**Short exercise:** Pull every line containing "Berita" out of the material below.

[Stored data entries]
==*==

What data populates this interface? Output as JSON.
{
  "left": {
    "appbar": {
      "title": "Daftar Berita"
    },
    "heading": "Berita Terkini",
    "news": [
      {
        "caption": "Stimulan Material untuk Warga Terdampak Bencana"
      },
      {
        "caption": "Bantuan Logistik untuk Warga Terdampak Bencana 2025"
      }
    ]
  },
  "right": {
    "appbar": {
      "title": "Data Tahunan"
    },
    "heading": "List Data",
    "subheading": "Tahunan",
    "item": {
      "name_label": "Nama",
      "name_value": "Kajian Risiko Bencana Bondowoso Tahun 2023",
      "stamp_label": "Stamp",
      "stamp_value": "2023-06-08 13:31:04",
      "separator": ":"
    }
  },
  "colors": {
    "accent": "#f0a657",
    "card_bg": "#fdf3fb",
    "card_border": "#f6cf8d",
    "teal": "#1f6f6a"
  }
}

==*==

**Exercise result:**
      "title": "Daftar Berita"
    "heading": "Berita Terkini",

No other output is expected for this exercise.